— Start ENTRIES SUPPLIED —

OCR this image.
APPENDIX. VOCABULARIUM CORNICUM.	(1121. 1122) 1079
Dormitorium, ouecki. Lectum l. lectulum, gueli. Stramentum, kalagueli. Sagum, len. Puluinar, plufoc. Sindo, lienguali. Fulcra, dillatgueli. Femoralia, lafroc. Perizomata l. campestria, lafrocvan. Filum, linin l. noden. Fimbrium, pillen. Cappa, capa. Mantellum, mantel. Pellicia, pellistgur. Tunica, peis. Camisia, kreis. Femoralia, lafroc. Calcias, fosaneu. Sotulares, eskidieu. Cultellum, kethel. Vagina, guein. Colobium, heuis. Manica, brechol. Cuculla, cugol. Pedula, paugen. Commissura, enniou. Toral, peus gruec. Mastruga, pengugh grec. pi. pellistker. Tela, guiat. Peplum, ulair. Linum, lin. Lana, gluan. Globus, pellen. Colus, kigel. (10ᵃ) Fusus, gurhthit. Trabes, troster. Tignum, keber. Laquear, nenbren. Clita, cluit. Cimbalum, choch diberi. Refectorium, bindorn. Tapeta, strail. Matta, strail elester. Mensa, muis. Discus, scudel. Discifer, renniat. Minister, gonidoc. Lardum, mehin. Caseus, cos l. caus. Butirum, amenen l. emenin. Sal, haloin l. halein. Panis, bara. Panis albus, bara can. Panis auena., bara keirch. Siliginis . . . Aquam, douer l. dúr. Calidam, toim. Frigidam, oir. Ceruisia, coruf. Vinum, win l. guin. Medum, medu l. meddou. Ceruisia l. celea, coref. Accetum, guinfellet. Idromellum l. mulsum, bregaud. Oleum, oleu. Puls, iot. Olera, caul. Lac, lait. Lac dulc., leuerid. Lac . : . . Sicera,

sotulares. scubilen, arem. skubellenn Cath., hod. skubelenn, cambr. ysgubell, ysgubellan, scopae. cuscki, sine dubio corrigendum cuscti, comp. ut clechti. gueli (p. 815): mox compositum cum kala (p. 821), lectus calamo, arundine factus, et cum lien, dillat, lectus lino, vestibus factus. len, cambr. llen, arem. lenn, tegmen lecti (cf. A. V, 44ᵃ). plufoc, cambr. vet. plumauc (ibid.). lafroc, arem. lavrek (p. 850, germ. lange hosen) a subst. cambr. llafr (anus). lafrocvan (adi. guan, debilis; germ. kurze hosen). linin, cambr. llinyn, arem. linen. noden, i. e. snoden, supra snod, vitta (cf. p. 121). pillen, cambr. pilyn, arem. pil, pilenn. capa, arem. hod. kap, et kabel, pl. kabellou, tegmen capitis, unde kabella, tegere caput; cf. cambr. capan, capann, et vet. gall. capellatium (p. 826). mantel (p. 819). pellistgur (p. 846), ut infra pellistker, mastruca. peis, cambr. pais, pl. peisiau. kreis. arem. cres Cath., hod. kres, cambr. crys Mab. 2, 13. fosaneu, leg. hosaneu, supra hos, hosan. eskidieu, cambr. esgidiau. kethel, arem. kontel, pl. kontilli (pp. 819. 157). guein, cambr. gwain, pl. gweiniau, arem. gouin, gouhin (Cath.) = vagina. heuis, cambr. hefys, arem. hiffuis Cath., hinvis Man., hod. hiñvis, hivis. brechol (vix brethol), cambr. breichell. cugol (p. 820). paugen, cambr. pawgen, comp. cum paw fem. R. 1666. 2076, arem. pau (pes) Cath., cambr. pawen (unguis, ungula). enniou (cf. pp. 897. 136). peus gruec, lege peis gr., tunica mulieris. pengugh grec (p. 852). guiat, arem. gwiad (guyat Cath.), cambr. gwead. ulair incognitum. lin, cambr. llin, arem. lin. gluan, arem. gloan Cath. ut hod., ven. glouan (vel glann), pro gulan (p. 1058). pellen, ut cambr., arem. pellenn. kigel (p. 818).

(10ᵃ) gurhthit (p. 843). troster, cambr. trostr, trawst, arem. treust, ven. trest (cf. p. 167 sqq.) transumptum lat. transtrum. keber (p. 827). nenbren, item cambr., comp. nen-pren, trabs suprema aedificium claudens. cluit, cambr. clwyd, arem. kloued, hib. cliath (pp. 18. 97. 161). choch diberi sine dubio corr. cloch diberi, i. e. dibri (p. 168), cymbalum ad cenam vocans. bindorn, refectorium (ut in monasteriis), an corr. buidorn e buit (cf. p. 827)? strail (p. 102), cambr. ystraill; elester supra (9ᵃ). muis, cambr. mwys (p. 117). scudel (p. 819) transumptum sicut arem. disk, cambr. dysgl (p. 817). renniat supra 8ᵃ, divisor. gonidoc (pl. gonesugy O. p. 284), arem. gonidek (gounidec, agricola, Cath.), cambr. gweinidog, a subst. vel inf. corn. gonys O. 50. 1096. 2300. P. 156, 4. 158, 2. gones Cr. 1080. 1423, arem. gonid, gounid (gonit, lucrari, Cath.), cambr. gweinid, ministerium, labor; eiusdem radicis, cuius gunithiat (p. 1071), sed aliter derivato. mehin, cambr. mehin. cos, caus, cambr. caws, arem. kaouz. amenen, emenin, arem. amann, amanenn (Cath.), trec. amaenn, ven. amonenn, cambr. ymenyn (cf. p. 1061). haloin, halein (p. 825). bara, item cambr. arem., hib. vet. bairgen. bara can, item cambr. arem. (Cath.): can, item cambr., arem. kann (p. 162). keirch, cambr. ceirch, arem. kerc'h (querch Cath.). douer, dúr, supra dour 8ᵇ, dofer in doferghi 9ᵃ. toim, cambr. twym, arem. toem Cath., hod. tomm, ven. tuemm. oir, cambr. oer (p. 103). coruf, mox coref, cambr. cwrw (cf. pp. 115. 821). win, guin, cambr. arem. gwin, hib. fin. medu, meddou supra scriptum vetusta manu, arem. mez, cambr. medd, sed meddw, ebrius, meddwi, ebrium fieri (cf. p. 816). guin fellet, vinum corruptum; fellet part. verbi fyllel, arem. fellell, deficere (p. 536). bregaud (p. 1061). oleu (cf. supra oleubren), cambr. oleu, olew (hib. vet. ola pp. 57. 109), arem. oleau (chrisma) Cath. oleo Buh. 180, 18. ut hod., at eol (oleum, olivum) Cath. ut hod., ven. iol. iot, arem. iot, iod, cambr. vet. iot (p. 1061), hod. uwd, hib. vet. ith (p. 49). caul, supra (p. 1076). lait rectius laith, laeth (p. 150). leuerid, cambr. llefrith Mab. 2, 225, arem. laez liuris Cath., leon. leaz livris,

— End ENTRIES SUPPLIED —
— Start ENTRIES SUPPLIED —

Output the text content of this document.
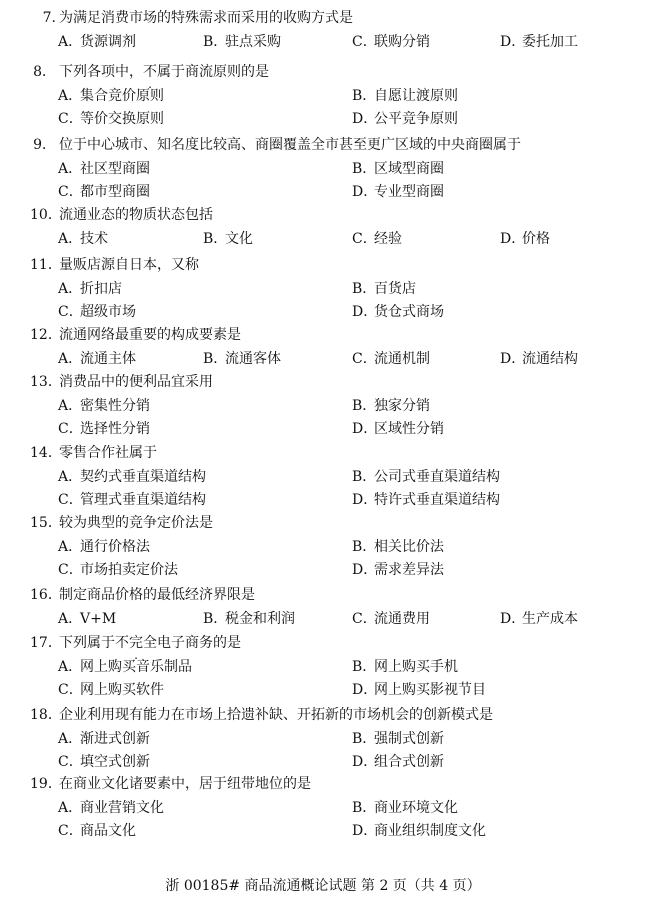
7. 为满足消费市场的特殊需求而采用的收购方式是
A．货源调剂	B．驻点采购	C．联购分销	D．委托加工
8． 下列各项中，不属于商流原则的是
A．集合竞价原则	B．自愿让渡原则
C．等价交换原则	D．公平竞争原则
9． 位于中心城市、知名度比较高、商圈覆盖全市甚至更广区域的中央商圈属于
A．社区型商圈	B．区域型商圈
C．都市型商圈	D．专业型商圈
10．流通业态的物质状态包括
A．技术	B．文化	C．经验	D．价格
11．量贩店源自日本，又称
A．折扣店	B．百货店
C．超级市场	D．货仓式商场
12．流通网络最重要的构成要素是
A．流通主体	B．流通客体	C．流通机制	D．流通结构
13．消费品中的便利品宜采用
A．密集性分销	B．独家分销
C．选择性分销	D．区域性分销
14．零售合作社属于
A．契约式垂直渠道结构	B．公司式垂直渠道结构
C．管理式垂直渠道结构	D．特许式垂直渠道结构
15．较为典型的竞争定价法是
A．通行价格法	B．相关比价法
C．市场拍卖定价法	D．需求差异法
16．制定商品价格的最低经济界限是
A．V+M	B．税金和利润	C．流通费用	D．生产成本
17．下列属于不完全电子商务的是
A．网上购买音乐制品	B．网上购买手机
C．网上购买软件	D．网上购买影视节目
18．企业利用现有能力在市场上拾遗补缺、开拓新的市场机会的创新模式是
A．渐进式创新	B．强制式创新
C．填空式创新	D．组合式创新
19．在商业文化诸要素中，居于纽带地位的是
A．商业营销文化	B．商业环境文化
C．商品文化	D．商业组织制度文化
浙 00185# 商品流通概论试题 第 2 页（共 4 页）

— End ENTRIES SUPPLIED —

SHORT EXERCISE:
Show all lines from the records above where the word "this" occurs.

ANSWER BELOW:
OCR this image.
Output the text content of this document.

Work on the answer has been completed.